WHAT IS ASKED
Faithfully return all lines, omitting every embedded picture.

INPUT RECORDS

========================================

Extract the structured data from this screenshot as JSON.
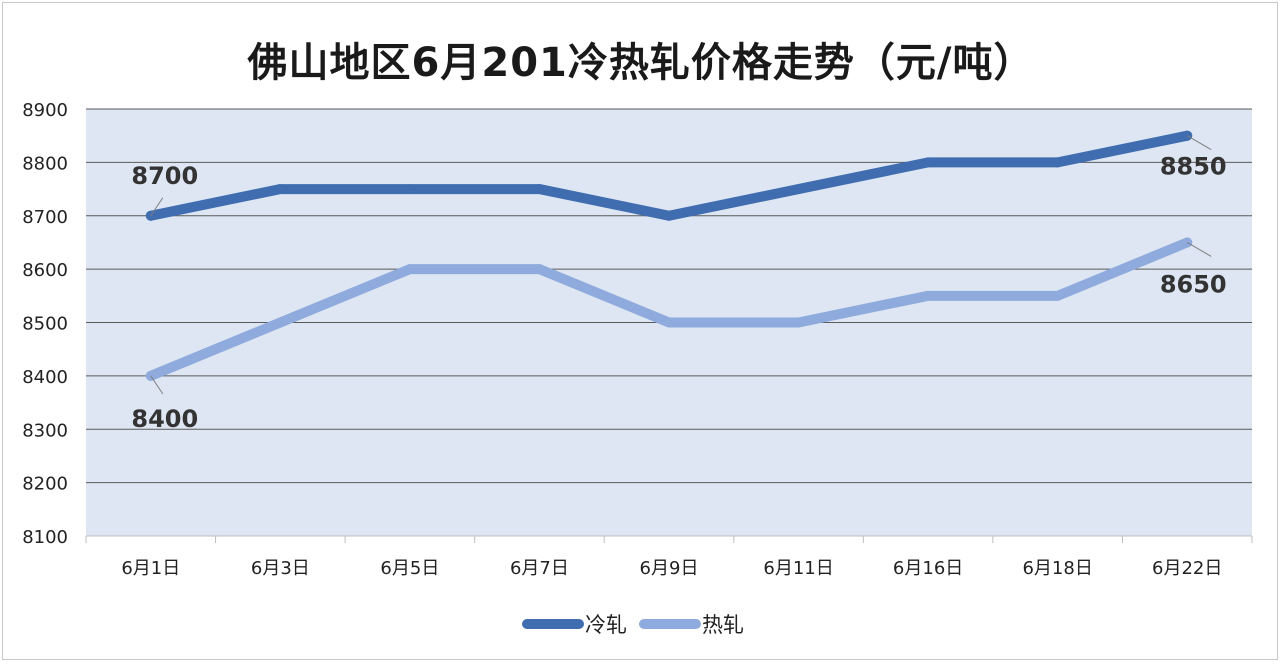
{
  "chart_data": {
    "type": "line",
    "title": "佛山地区6月201冷热轧价格走势（元/吨）",
    "xlabel": "",
    "ylabel": "",
    "categories": [
      "6月1日",
      "6月3日",
      "6月5日",
      "6月7日",
      "6月9日",
      "6月11日",
      "6月16日",
      "6月18日",
      "6月22日"
    ],
    "ylim": [
      8100,
      8900
    ],
    "yticks": [
      8100,
      8200,
      8300,
      8400,
      8500,
      8600,
      8700,
      8800,
      8900
    ],
    "grid": true,
    "legend_position": "bottom",
    "series": [
      {
        "name": "冷轧",
        "color": "#3f6db0",
        "values": [
          8700,
          8750,
          8750,
          8750,
          8700,
          8750,
          8800,
          8800,
          8850
        ]
      },
      {
        "name": "热轧",
        "color": "#8faadc",
        "values": [
          8400,
          8500,
          8600,
          8600,
          8500,
          8500,
          8550,
          8550,
          8650
        ]
      }
    ],
    "annotations": [
      {
        "series": 0,
        "index": 0,
        "text": "8700",
        "position": "above"
      },
      {
        "series": 0,
        "index": 8,
        "text": "8850",
        "position": "below"
      },
      {
        "series": 1,
        "index": 0,
        "text": "8400",
        "position": "below"
      },
      {
        "series": 1,
        "index": 8,
        "text": "8650",
        "position": "below"
      }
    ],
    "plot_background": "#dde6f2"
  }
}
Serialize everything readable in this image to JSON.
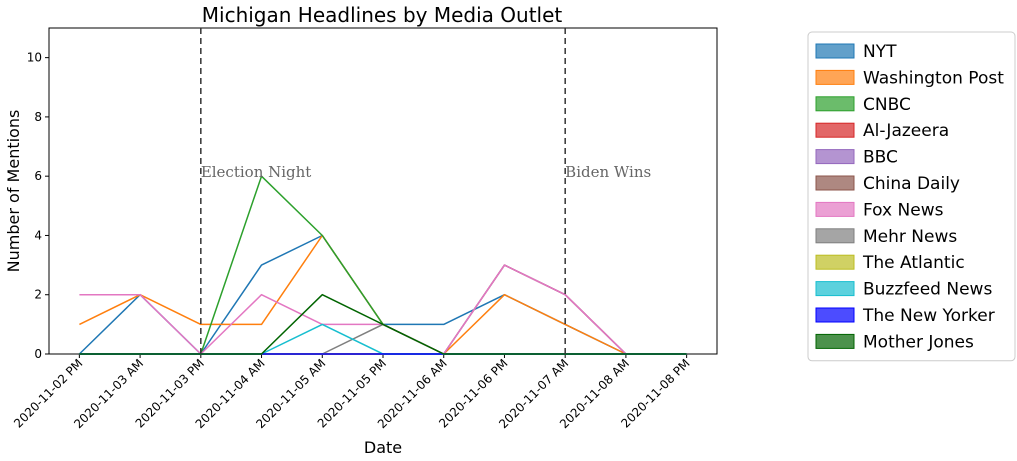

========================================

WORKED SOLUTION
Extract the structured data from this screenshot as JSON.
{
  "chart_data": {
    "type": "line",
    "title": "佛山地区6月201冷热轧价格走势（元/吨）",
    "xlabel": "",
    "ylabel": "",
    "categories": [
      "6月1日",
      "6月3日",
      "6月5日",
      "6月7日",
      "6月9日",
      "6月11日",
      "6月16日",
      "6月18日",
      "6月22日"
    ],
    "ylim": [
      8100,
      8900
    ],
    "yticks": [
      8100,
      8200,
      8300,
      8400,
      8500,
      8600,
      8700,
      8800,
      8900
    ],
    "grid": true,
    "legend_position": "bottom",
    "series": [
      {
        "name": "冷轧",
        "color": "#3f6db0",
        "values": [
          8700,
          8750,
          8750,
          8750,
          8700,
          8750,
          8800,
          8800,
          8850
        ]
      },
      {
        "name": "热轧",
        "color": "#8faadc",
        "values": [
          8400,
          8500,
          8600,
          8600,
          8500,
          8500,
          8550,
          8550,
          8650
        ]
      }
    ],
    "annotations": [
      {
        "series": 0,
        "index": 0,
        "text": "8700",
        "position": "above"
      },
      {
        "series": 0,
        "index": 8,
        "text": "8850",
        "position": "below"
      },
      {
        "series": 1,
        "index": 0,
        "text": "8400",
        "position": "below"
      },
      {
        "series": 1,
        "index": 8,
        "text": "8650",
        "position": "below"
      }
    ],
    "plot_background": "#dde6f2"
  }
}
Serialize everything readable in this image to JSON.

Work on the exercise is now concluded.